• [Work to do] Below are some records; work out how many of their lines contain "边缘易致贫户" and give the number only.

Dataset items
--- Begin ---

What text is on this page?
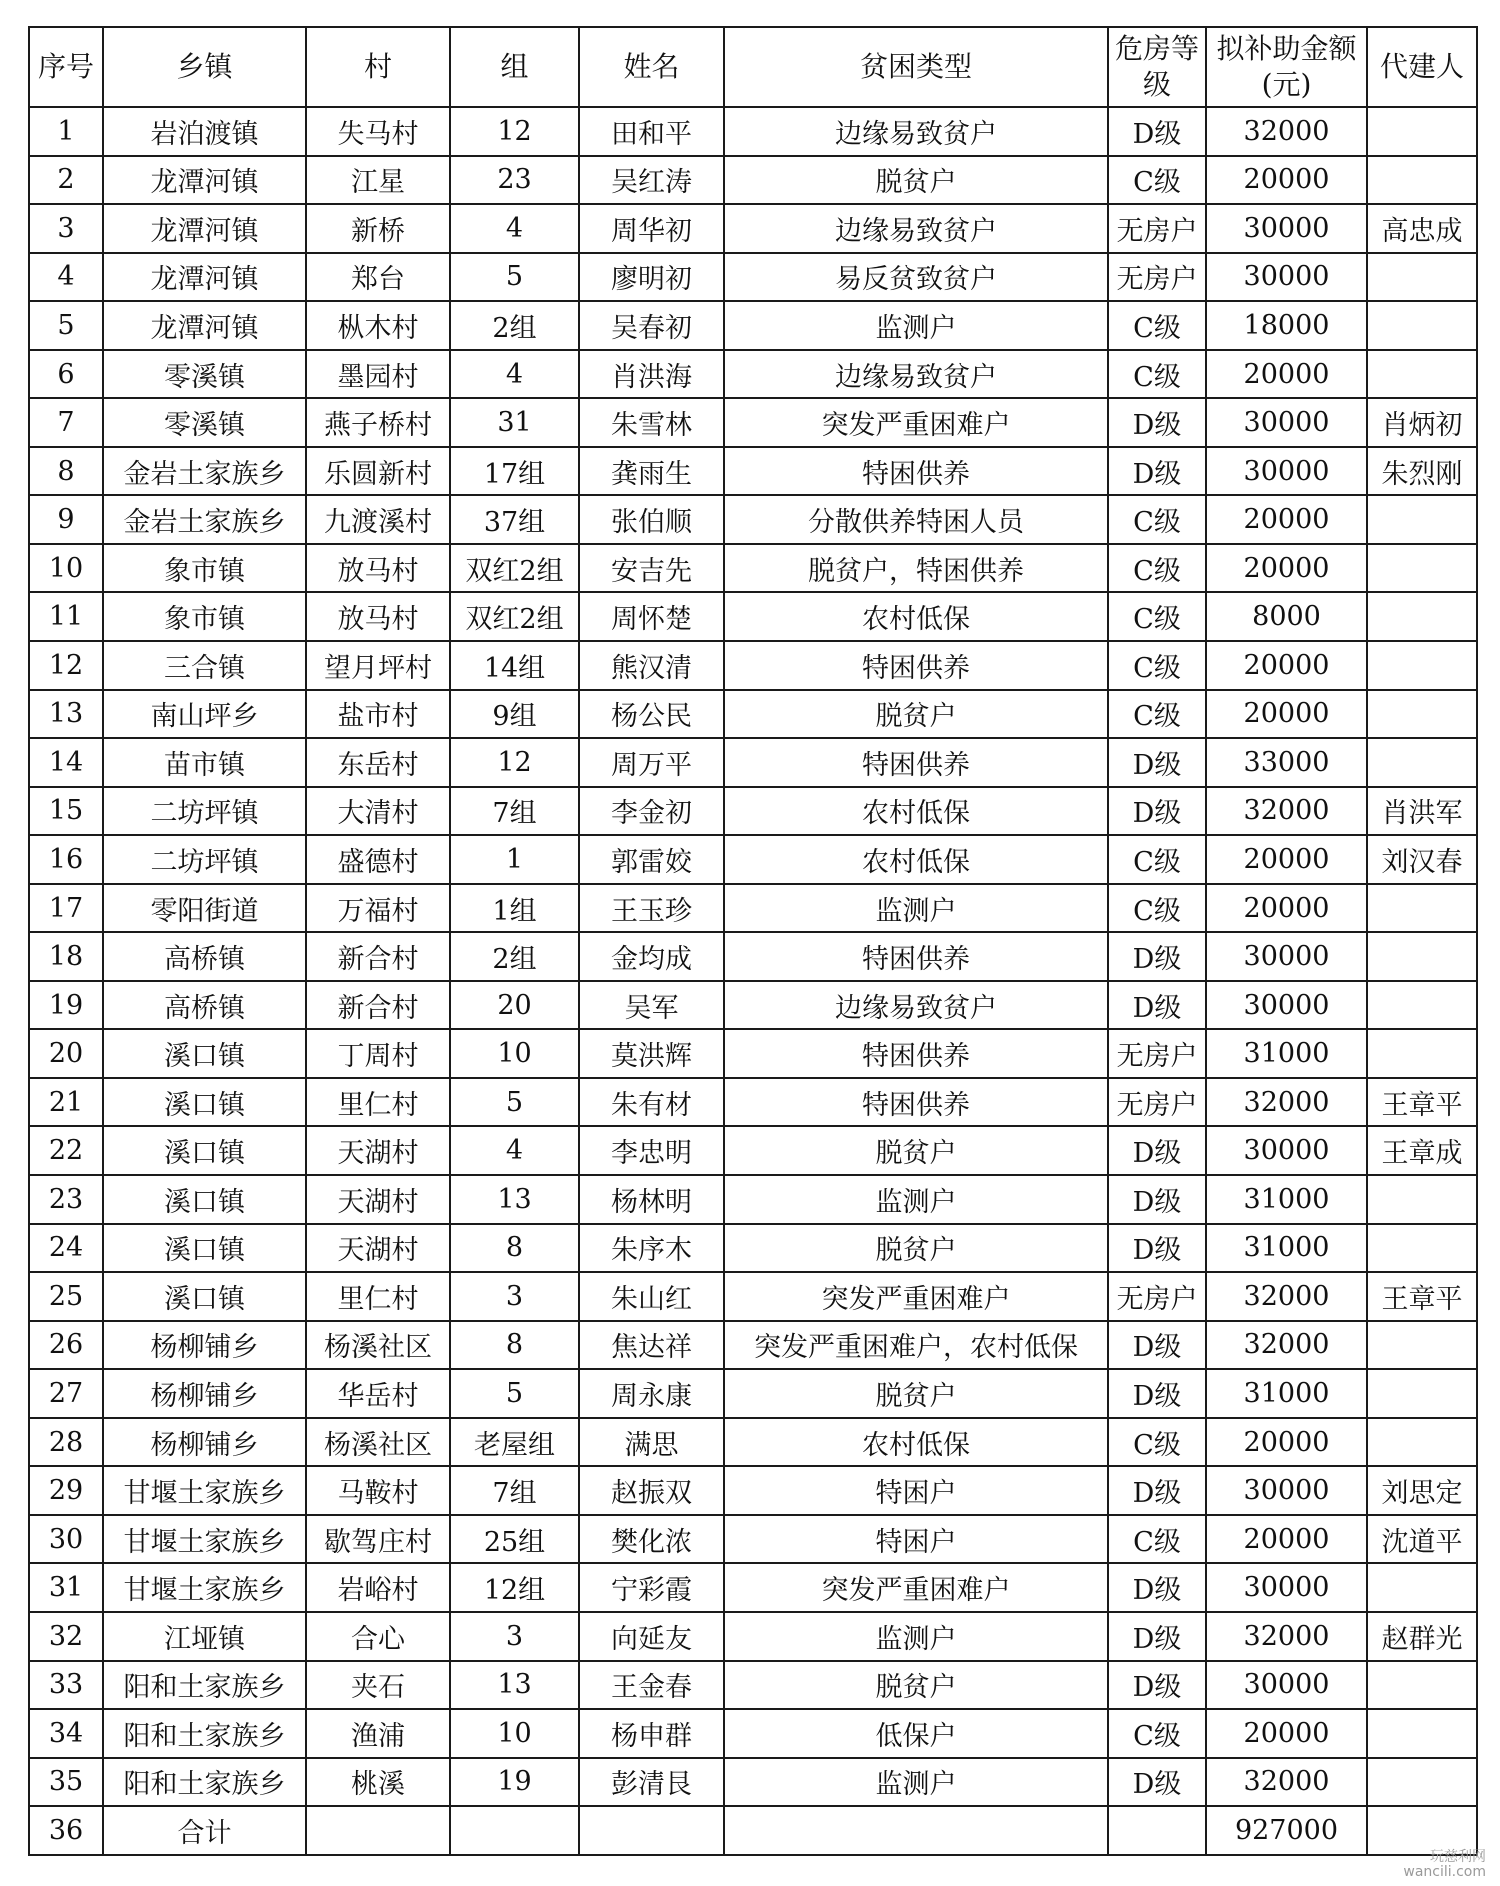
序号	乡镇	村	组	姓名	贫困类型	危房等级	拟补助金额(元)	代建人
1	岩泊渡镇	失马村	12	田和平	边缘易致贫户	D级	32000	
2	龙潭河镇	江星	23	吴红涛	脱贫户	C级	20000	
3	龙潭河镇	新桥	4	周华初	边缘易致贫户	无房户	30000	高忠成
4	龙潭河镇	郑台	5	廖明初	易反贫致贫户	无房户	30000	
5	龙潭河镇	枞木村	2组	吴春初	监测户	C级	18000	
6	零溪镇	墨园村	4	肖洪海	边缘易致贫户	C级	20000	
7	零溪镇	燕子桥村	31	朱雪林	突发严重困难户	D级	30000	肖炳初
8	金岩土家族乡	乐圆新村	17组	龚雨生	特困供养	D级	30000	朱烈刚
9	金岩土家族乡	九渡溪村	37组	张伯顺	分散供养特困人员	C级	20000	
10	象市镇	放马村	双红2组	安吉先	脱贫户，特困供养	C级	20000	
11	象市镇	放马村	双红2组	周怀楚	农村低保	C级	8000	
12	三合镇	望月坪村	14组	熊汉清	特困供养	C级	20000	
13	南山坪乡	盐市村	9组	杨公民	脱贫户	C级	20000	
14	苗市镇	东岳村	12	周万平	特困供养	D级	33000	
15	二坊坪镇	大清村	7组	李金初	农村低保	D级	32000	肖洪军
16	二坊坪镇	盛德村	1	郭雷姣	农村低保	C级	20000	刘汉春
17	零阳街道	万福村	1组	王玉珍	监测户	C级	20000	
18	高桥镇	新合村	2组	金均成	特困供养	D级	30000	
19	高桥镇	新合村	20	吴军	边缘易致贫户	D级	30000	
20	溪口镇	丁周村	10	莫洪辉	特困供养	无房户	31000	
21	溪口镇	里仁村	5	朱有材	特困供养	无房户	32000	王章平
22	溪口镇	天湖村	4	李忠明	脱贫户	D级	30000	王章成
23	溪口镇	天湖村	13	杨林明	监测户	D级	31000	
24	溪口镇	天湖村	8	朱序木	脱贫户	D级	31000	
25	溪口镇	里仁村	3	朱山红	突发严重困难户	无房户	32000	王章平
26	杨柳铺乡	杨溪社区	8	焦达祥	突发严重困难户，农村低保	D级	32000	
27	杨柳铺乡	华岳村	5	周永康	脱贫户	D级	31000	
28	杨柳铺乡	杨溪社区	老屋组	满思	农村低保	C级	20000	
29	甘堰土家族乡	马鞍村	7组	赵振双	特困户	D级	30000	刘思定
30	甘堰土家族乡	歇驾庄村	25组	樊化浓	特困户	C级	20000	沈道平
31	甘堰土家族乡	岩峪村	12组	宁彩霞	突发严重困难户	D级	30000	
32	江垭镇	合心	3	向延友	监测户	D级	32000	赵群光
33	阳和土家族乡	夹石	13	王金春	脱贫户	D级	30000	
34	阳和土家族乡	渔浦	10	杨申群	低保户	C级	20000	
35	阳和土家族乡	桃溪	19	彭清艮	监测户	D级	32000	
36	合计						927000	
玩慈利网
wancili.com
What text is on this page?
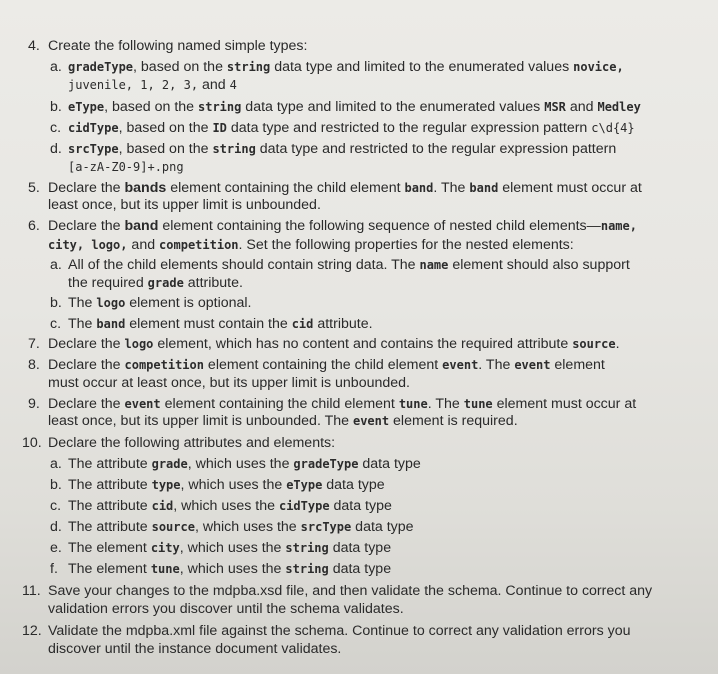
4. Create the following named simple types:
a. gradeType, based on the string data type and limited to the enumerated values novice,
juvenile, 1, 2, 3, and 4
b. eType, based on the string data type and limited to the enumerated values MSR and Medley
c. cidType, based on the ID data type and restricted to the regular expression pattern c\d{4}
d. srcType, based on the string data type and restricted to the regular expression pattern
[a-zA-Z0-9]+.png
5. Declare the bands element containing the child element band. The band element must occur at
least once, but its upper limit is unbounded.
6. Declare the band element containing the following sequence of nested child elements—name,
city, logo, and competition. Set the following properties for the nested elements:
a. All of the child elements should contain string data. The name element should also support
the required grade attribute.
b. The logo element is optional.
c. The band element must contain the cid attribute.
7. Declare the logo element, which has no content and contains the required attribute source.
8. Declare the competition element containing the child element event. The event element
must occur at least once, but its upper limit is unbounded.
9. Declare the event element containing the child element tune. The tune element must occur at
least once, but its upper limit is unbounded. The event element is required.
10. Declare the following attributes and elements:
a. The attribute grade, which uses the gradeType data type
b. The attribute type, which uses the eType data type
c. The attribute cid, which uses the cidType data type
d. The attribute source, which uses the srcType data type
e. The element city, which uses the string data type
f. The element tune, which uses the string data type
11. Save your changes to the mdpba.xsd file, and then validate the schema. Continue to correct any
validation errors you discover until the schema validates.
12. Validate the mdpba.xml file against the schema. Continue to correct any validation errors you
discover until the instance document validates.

--- End ---

• [Right answer] 4